--- start of Supplied data ---

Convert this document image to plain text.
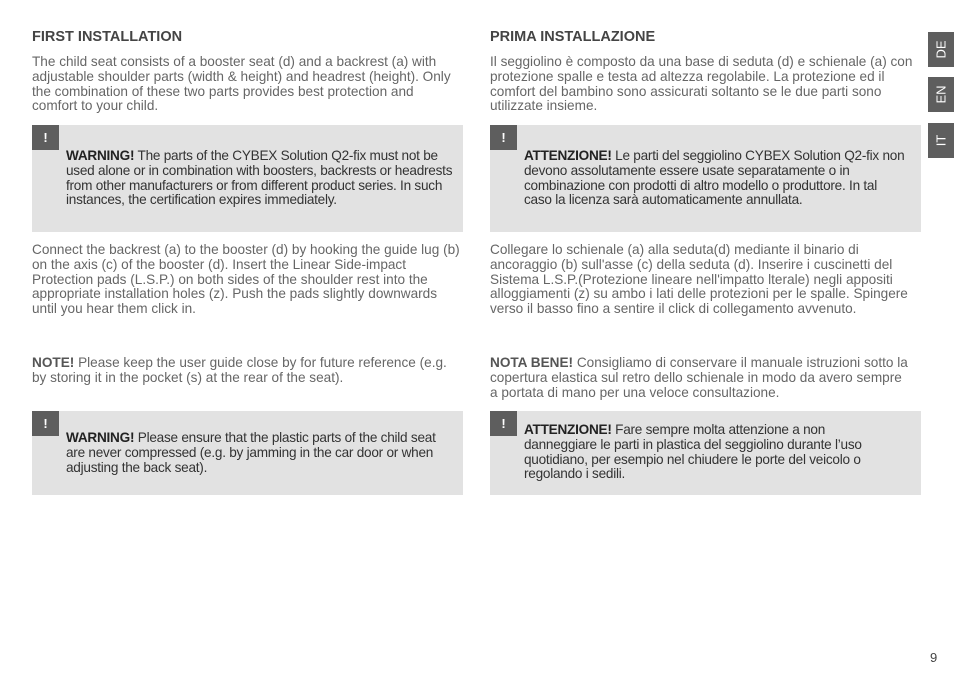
FIRST INSTALLATION

The child seat consists of a booster seat (d) and a backrest (a) with adjustable shoulder parts (width & height) and headrest (height). Only the combination of these two parts provides best protection and comfort to your child.

!
WARNING! The parts of the CYBEX Solution Q2-fix must not be used alone or in combination with boosters, backrests or headrests from other manufacturers or from different product series. In such instances, the certification expires immediately.

Connect the backrest (a) to the booster (d) by hooking the guide lug (b) on the axis (c) of the booster (d). Insert the Linear Side-impact Protection pads (L.S.P.) on both sides of the shoulder rest into the appropriate installation holes (z). Push the pads slightly downwards until you hear them click in.

NOTE! Please keep the user guide close by for future reference (e.g. by storing it in the pocket (s) at the rear of the seat).

!
WARNING! Please ensure that the plastic parts of the child seat are never compressed (e.g. by jamming in the car door or when adjusting the back seat).
PRIMA INSTALLAZIONE

Il seggiolino è composto da una base di seduta (d) e schienale (a) con protezione spalle e testa ad altezza regolabile. La protezione ed il comfort del bambino sono assicurati soltanto se le due parti sono utilizzate insieme.

!
ATTENZIONE! Le parti del seggiolino CYBEX Solution Q2-fix non devono assolutamente essere usate separatamente o in combinazione con prodotti di altro modello o produttore. In tal caso la licenza sarà automaticamente annullata.

Collegare lo schienale (a) alla seduta(d) mediante il binario di ancoraggio (b) sull'asse (c) della seduta (d). Inserire i cuscinetti del Sistema L.S.P.(Protezione lineare nell'impatto lterale) negli appositi alloggiamenti (z) su ambo i lati delle protezioni per le spalle. Spingere verso il basso fino a sentire il click di collegamento avvenuto.

NOTA BENE! Consigliamo di conservare il manuale istruzioni sotto la copertura elastica sul retro dello schienale in modo da avero sempre a portata di mano per una veloce consultazione.

!	ATTENZIONE! Fare sempre molta attenzione a non danneggiare le parti in plastica del seggiolino durante l’uso quotidiano, per esempio nel chiudere le porte del veicolo o regolando i sedili.
DE
EN
IT
9
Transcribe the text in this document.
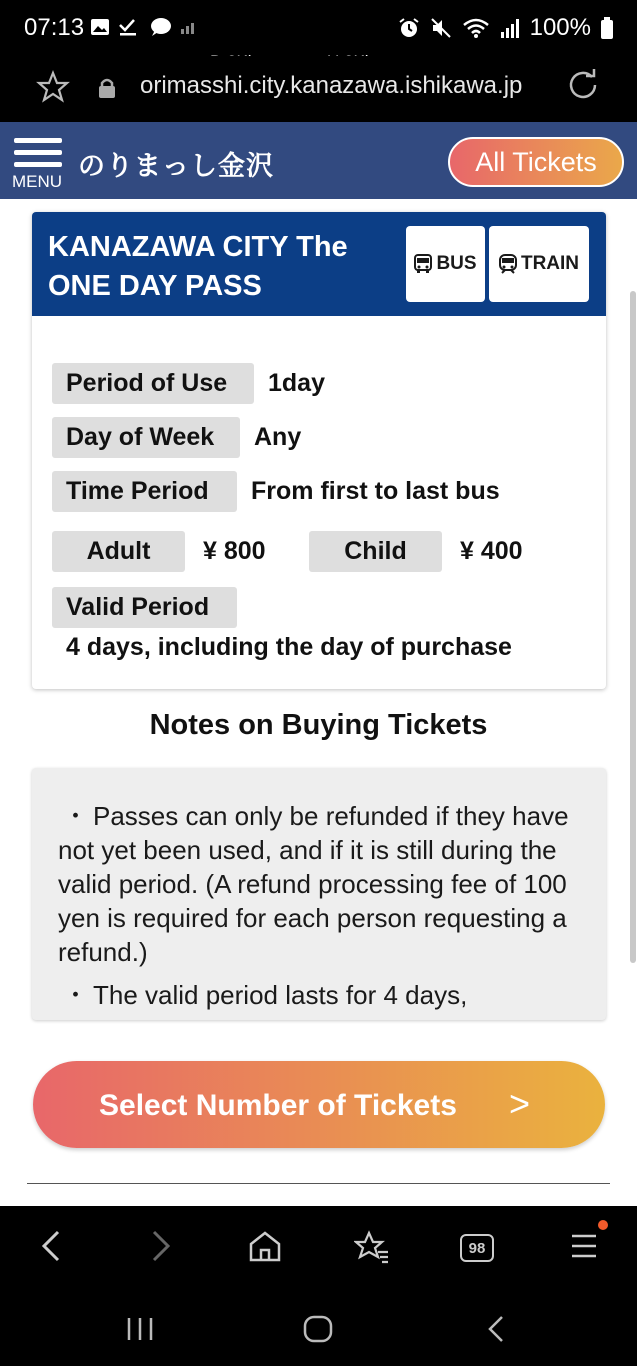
07:13	100%
orimasshi.city.kanazawa.ishikawa.jp
MENU
のりまっし金沢	All Tickets
KANAZAWA CITY The ONE DAY PASS
BUS TRAIN
Period of Use	1day
Day of Week	Any
Time Period	From first to last bus
Adult	¥ 800	Child	¥ 400
Valid Period
4 days, including the day of purchase
Notes on Buying Tickets
・ Passes can only be refunded if they have not yet been used, and if it is still during the valid period. (A refund processing fee of 100 yen is required for each person requesting a refund.)
・ The valid period lasts for 4 days,
Select Number of Tickets >
98
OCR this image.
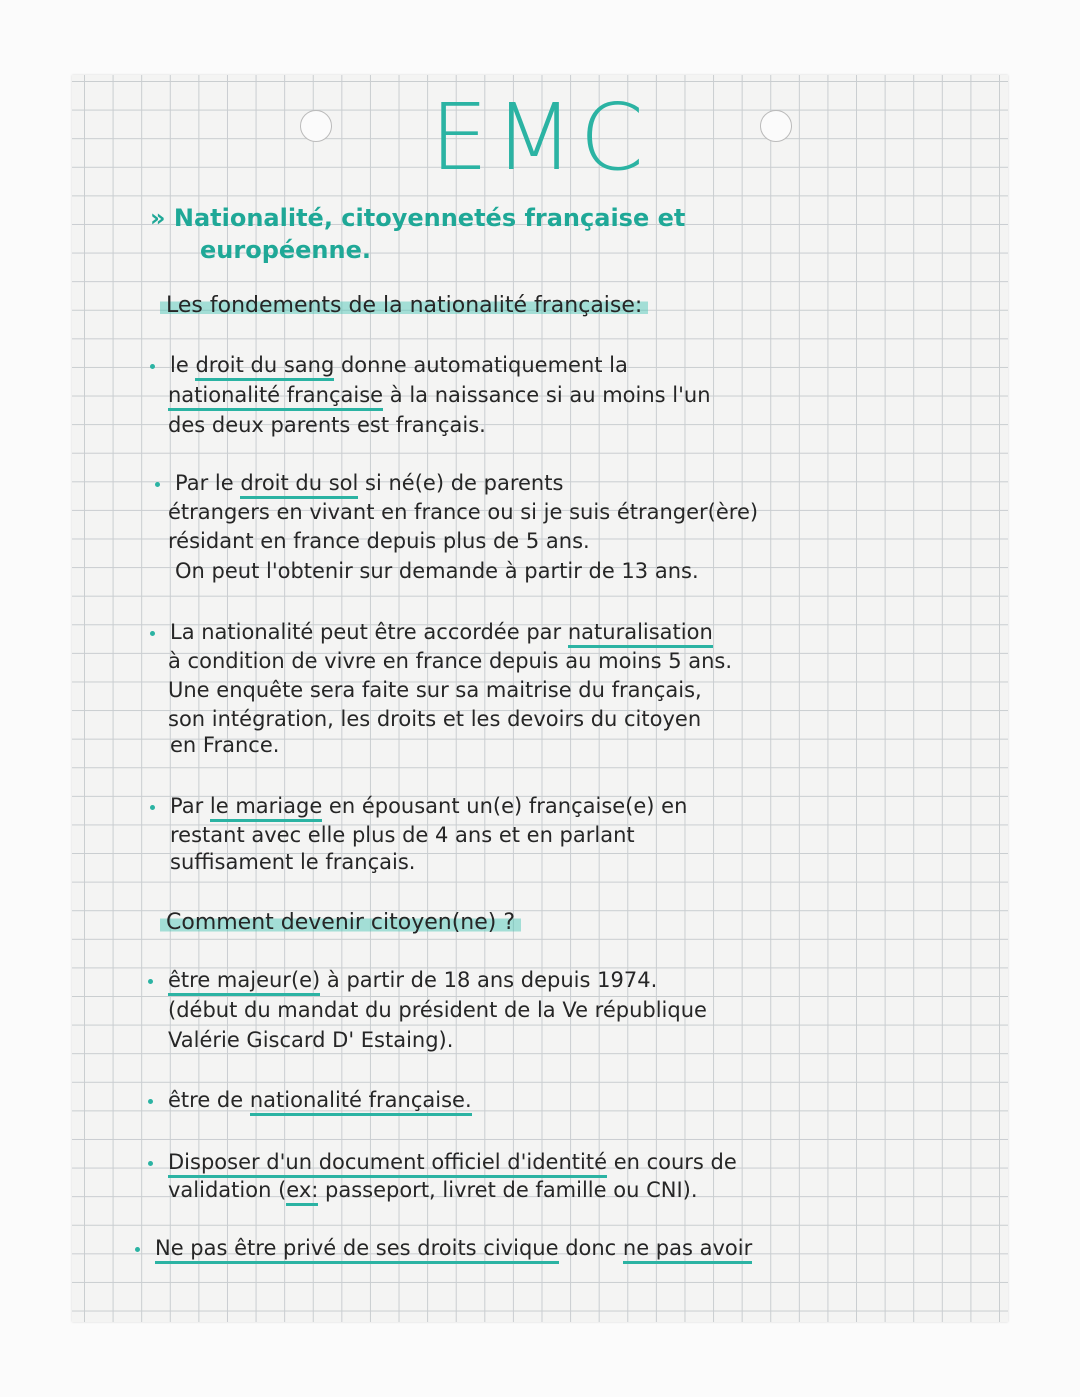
EMC
» Nationalité, citoyennetés française et
européenne.
Les fondements de la nationalité française:
le droit du sang donne automatiquement la
nationalité française à la naissance si au moins l'un
des deux parents est français.
Par le droit du sol si né(e) de parents
étrangers en vivant en france ou si je suis étranger(ère)
résidant en france depuis plus de 5 ans.
On peut l'obtenir sur demande à partir de 13 ans.
La nationalité peut être accordée par naturalisation
à condition de vivre en france depuis au moins 5 ans.
Une enquête sera faite sur sa maitrise du français,
son intégration, les droits et les devoirs du citoyen
en France.
Par le mariage en épousant un(e) française(e) en
restant avec elle plus de 4 ans et en parlant
suffisament le français.
Comment devenir citoyen(ne) ?
être majeur(e) à partir de 18 ans depuis 1974.
(début du mandat du président de la Ve république
Valérie Giscard D' Estaing).
être de nationalité française.
Disposer d'un document officiel d'identité en cours de
validation (ex: passeport, livret de famille ou CNI).
Ne pas être privé de ses droits civique donc ne pas avoir
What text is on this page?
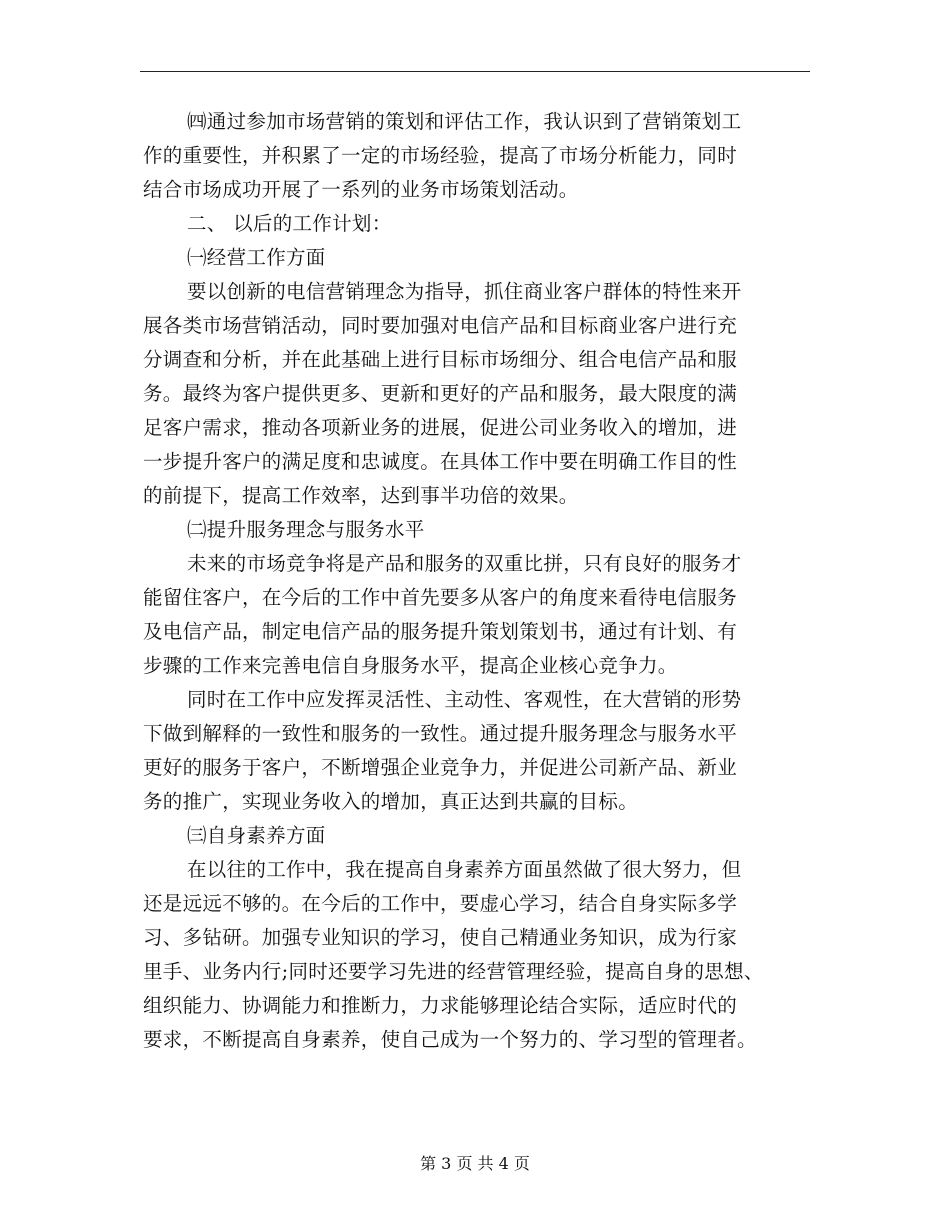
㈣通过参加市场营销的策划和评估工作，我认识到了营销策划工
作的重要性，并积累了一定的市场经验，提高了市场分析能力，同时
结合市场成功开展了一系列的业务市场策划活动。
二、 以后的工作计划：
㈠经营工作方面
要以创新的电信营销理念为指导，抓住商业客户群体的特性来开
展各类市场营销活动，同时要加强对电信产品和目标商业客户进行充
分调查和分析，并在此基础上进行目标市场细分、组合电信产品和服
务。最终为客户提供更多、更新和更好的产品和服务，最大限度的满
足客户需求，推动各项新业务的进展，促进公司业务收入的增加，进
一步提升客户的满足度和忠诚度。在具体工作中要在明确工作目的性
的前提下，提高工作效率，达到事半功倍的效果。
㈡提升服务理念与服务水平
未来的市场竞争将是产品和服务的双重比拼，只有良好的服务才
能留住客户，在今后的工作中首先要多从客户的角度来看待电信服务
及电信产品，制定电信产品的服务提升策划策划书，通过有计划、有
步骤的工作来完善电信自身服务水平，提高企业核心竞争力。
同时在工作中应发挥灵活性、主动性、客观性，在大营销的形势
下做到解释的一致性和服务的一致性。通过提升服务理念与服务水平
更好的服务于客户，不断增强企业竞争力，并促进公司新产品、新业
务的推广，实现业务收入的增加，真正达到共赢的目标。
㈢自身素养方面
在以往的工作中，我在提高自身素养方面虽然做了很大努力，但
还是远远不够的。在今后的工作中，要虚心学习，结合自身实际多学
习、多钻研。加强专业知识的学习，使自己精通业务知识，成为行家
里手、业务内行;同时还要学习先进的经营管理经验，提高自身的思想、
组织能力、协调能力和推断力，力求能够理论结合实际，适应时代的
要求，不断提高自身素养，使自己成为一个努力的、学习型的管理者。
第 3 页 共 4 页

--- end of Supplied data ---

_Problem description_
Return each full line of the entries that contains the word "droits".

_Solution below_
son intégration, les droits et les devoirs du citoyen
Ne pas être privé de ses droits civique donc ne pas avoir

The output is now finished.